- _Prompt_
Return all entries precisely as they stand, without the images.

= = = =

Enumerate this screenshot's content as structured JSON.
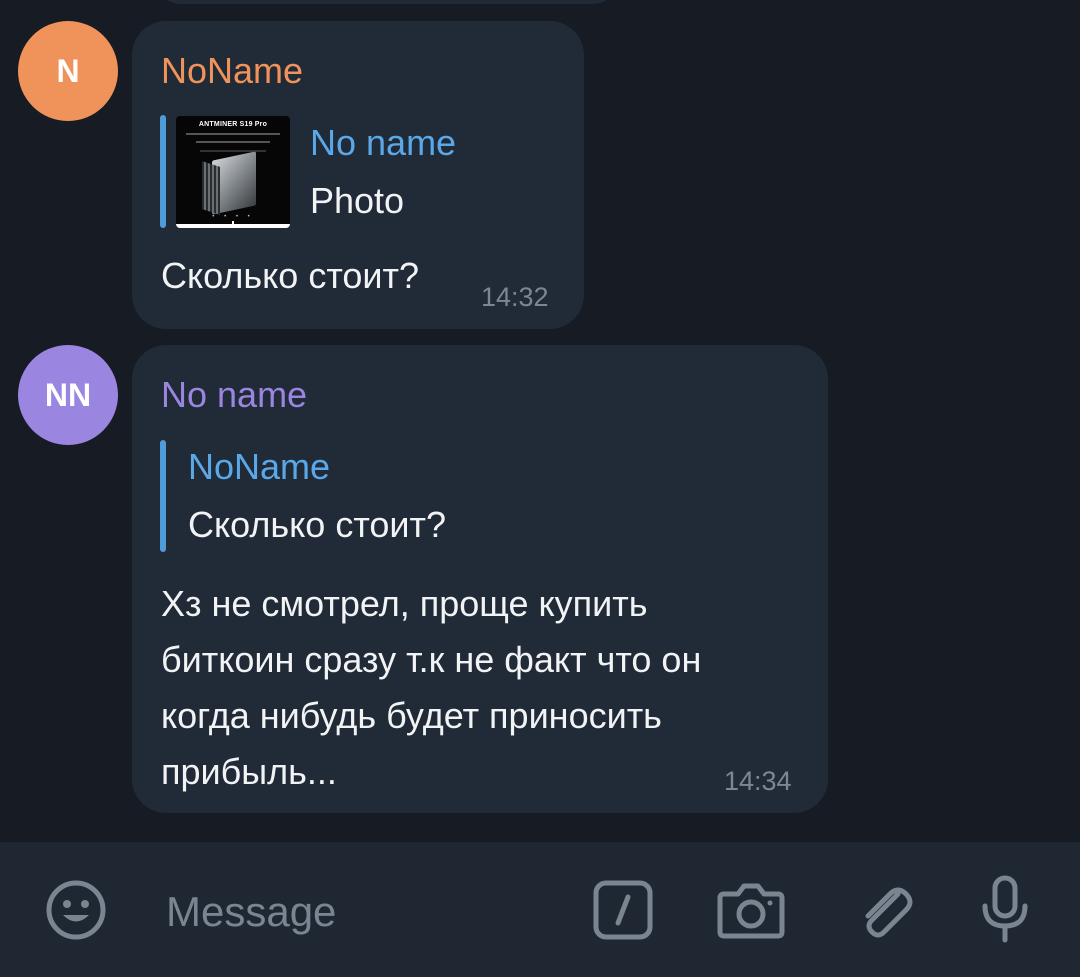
{
  "messages": [
    {
      "avatar_initials": "N",
      "avatar_color": "#f0935a",
      "sender": "NoName",
      "sender_color": "#f0935a",
      "reply": {
        "title": "No name",
        "text": "Photo",
        "thumbnail_text": "ANTMINER S19 Pro"
      },
      "text": "Сколько стоит?",
      "time": "14:32"
    },
    {
      "avatar_initials": "NN",
      "avatar_color": "#9a86e0",
      "sender": "No name",
      "sender_color": "#9a86e0",
      "reply": {
        "title": "NoName",
        "text": "Сколько стоит?"
      },
      "text_lines": [
        "Хз не смотрел, проще купить",
        "биткоин сразу т.к не факт что он",
        "когда нибудь будет приносить",
        "прибыль..."
      ],
      "time": "14:34"
    }
  ],
  "input_bar": {
    "placeholder": "Message",
    "icons": [
      "emoji-icon",
      "bot-command-icon",
      "camera-icon",
      "attach-icon",
      "microphone-icon"
    ]
  },
  "colors": {
    "background": "#161b24",
    "bubble": "#212a37",
    "accent_blue": "#5aa8e8",
    "input_bar": "#1f2732"
  }
}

= = = =

- _Response to the exercise_
Enumerate this screenshot's content as structured JSON.
{
  "messages": [
    {
      "avatar_initials": "N",
      "avatar_color": "#f0935a",
      "sender": "NoName",
      "sender_color": "#f0935a",
      "reply": {
        "title": "No name",
        "text": "Photo",
        "thumbnail_text": "ANTMINER S19 Pro"
      },
      "text": "Сколько стоит?",
      "time": "14:32"
    },
    {
      "avatar_initials": "NN",
      "avatar_color": "#9a86e0",
      "sender": "No name",
      "sender_color": "#9a86e0",
      "reply": {
        "title": "NoName",
        "text": "Сколько стоит?"
      },
      "text_lines": [
        "Хз не смотрел, проще купить",
        "биткоин сразу т.к не факт что он",
        "когда нибудь будет приносить",
        "прибыль..."
      ],
      "time": "14:34"
    }
  ],
  "input_bar": {
    "placeholder": "Message",
    "icons": [
      "emoji-icon",
      "bot-command-icon",
      "camera-icon",
      "attach-icon",
      "microphone-icon"
    ]
  },
  "colors": {
    "background": "#161b24",
    "bubble": "#212a37",
    "accent_blue": "#5aa8e8",
    "input_bar": "#1f2732"
  }
}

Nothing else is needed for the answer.